* **FRAGMENT**

+++++

Onderzoekster met reconstructie van een bosolifant

De nieuwe studie, waar ook de Nederlandse archeoloog Wil Roebroeks aan meewerkte, voegt weer nieuwe elementen aan dit moderne beeld toe. De onderzoekers namen 3122 in Duitsland gevonden overblijfselen van bosolifanten onder de loep, variërend van bijna complete skeletten tot losse botresten. Uit eerder onderzoek was al bekend dat die botten voornamelijk afkomstig waren van volwassen mannetjes. De onderzoekers concluderen hieruit dat de neanderthalers niet afwachtten tot de enorme bosolifanten overleden, maar actief in groepen op de dieren jaagden.

Bijna alle olifantskeletten bleken bezaaid met snijsporen, afkomstig van stenen werktuigen. "Die sporen wijzen erop dat ze toegang hadden tot heel verse karkassen, die ze helemaal uitbeenden", vertelt Roebroeks. De dieren kunnen moeilijk een natuurlijke dood zijn gestorven: "Dan zou je juist veel jonge en oude dieren verwachten, want die hebben de grootste sterftekans."

13 ton zwaar

Er moet dus sprake van jacht zijn geweest, concluderen de onderzoekers. Maar een bosolifant vangen, dat doe je niet zomaar even. Roebroeks: "Een volwassen mannetje kon zo'n 13 ton wegen. Dat zijn een stuk of tien personenauto's op een stapel."

+++++

* **GEGEVENSOVERZICHT**

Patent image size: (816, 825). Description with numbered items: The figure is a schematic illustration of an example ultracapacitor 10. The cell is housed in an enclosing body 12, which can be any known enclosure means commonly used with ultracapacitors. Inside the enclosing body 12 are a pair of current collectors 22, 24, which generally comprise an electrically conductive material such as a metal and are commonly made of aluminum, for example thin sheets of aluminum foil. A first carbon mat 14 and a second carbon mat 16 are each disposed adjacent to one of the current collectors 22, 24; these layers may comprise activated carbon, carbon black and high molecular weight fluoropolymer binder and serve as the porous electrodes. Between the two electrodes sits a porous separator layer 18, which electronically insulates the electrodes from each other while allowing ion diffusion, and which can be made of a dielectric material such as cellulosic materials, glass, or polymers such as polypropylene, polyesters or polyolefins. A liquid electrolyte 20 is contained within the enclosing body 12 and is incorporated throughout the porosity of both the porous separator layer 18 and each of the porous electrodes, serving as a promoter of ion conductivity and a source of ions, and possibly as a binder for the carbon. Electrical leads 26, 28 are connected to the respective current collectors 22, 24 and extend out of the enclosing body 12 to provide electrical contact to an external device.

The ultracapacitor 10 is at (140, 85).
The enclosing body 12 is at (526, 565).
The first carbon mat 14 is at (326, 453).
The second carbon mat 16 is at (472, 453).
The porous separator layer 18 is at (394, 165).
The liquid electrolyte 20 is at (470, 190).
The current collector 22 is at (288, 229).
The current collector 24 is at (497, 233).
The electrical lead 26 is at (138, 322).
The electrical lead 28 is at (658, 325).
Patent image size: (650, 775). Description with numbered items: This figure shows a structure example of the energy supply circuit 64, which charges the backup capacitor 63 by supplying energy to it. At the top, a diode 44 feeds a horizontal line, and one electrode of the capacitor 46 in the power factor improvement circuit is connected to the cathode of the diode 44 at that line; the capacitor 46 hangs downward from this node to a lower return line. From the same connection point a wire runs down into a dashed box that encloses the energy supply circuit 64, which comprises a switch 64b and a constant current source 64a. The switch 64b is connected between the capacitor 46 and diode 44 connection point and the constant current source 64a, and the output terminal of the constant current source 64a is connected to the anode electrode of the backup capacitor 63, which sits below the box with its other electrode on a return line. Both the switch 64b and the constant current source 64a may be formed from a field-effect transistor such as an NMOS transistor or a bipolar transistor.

+++++

* **INSTRUCTIES**
A – Hoeveel kon een volwassen mannetje bosolifant wegen volgens het fragment over bosolifanten?
B – Schrijf een vervolg op het fragment over bosolifanten dat aansluit op de laatste zin.
De records doen hier niet ter zake.

* **ANTWOORDEN PER OPDRACHT**
A – Zo'n 13 ton.

B –
Waarom dan niet op een vrouwtje jagen, dat nauwelijks de helft woog? "Die waren nog veel moeilijker te bejagen, want ze leefden in groepen met andere vrouwtjes en beschermden bovendien agressief hun jongen. De volwassen mannetjes leefden vaak deels solitair". De dubbele hoeveelheid vlees was natuurlijk ook niet te versmaden.

Het vangen van zo'n gigantisch dier vergde dus veel samenwerking. En dat was nog maar de eerste stap. "Om zo'n enorme hoeveelheid vlees en vet te verwerken, is een groep van 25 mensen naar schatting al snel een kleine week bezig", aldus Roebroeks.

Ook vet was geliefd

De snijsporen maken duidelijk dat het vet van de dieren bijzonder geliefd was. Het vlees van wilde dieren is namelijk zeer mager, in tegenstelling tot het veel vettere vlees dat wij tegenwoordig eten. "De bosolifanten hadden flink wat vet onderin hun poten, dat als een soort schokdemper werkte. Echt alle voetbotjes bevatten snijsporen."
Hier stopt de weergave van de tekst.